Required task:
Recast the data from its first line up to and including the line containing "reference-code: GB/T 601" as a Markdown table with the columns Row and Line, leaving out blank lines.

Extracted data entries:
<<<<

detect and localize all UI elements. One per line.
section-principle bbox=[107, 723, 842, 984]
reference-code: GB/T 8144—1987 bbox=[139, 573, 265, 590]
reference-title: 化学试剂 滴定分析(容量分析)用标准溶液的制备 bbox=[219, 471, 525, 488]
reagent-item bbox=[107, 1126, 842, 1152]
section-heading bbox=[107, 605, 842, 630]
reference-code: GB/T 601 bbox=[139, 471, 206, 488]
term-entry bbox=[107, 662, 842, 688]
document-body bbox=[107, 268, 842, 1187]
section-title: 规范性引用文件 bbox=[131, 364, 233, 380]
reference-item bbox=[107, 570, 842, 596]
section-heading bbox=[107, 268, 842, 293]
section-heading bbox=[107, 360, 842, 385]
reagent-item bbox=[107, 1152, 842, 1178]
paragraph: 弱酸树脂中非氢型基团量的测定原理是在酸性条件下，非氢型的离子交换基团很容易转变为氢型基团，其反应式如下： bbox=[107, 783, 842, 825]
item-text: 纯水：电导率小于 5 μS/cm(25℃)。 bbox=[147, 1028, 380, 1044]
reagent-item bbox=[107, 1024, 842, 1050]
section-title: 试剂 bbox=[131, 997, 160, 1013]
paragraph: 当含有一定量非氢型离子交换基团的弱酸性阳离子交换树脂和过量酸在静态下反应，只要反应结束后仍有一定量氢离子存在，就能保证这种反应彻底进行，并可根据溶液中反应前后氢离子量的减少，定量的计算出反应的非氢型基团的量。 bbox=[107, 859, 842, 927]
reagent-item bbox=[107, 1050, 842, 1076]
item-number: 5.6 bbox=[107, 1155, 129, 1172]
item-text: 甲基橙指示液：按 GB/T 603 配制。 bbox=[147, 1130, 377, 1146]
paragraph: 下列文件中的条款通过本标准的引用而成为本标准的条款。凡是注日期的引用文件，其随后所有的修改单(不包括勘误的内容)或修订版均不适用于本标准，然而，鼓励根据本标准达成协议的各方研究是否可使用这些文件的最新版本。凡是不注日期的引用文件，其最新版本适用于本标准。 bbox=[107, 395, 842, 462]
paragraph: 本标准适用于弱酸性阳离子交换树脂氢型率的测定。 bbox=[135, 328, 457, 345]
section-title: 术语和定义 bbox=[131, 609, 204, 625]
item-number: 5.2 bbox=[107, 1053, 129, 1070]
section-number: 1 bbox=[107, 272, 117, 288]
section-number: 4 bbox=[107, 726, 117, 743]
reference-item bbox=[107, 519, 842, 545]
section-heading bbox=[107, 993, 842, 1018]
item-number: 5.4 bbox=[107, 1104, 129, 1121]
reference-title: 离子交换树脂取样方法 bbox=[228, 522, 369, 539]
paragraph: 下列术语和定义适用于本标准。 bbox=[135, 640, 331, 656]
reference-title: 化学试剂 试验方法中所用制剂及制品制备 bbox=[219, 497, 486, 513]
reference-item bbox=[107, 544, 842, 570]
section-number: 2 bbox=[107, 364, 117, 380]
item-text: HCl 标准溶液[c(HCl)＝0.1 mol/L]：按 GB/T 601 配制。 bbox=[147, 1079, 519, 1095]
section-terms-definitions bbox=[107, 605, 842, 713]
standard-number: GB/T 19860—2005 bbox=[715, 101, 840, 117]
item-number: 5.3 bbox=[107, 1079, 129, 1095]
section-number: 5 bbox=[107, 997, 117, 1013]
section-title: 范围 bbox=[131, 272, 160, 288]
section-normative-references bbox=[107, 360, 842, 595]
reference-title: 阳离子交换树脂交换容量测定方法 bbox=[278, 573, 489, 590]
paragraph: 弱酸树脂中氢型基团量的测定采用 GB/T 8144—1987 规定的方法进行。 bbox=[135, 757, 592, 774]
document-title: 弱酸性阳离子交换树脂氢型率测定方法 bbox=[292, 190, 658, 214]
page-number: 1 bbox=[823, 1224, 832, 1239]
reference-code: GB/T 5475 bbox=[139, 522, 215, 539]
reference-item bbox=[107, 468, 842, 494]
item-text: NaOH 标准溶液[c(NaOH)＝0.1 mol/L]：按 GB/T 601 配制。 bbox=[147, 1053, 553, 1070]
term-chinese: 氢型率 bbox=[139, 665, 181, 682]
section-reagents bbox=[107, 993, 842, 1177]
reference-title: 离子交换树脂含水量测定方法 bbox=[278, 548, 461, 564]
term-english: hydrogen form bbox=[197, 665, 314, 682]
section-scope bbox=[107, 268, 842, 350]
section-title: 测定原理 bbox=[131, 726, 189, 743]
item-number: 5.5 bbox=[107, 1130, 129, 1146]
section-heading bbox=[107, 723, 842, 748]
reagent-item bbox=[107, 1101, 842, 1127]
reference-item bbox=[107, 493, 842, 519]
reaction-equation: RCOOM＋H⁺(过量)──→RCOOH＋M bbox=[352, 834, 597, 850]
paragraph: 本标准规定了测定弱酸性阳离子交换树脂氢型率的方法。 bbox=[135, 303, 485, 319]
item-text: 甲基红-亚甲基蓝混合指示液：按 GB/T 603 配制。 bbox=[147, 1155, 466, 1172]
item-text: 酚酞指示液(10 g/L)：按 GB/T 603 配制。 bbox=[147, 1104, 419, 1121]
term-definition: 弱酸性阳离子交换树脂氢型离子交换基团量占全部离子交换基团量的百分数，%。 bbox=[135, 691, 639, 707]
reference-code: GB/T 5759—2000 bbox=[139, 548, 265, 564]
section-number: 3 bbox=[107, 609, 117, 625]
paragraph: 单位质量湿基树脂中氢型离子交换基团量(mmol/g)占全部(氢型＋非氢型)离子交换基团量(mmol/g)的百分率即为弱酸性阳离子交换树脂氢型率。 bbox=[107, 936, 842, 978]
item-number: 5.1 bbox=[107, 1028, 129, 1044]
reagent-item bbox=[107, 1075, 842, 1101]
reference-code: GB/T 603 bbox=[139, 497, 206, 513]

>>>>

Worked answer:
| Row | Line |
|---|---|
| 1 | detect and localize all UI elements. One per line. |
| 2 | section-principle bbox=[107, 723, 842, 984] |
| 3 | reference-code: GB/T 8144—1987 bbox=[139, 573, 265, 590] |
| 4 | reference-title: 化学试剂 滴定分析(容量分析)用标准溶液的制备 bbox=[219, 471, 525, 488] |
| 5 | reagent-item bbox=[107, 1126, 842, 1152] |
| 6 | section-heading bbox=[107, 605, 842, 630] |
| 7 | reference-code: GB/T 601 bbox=[139, 471, 206, 488] |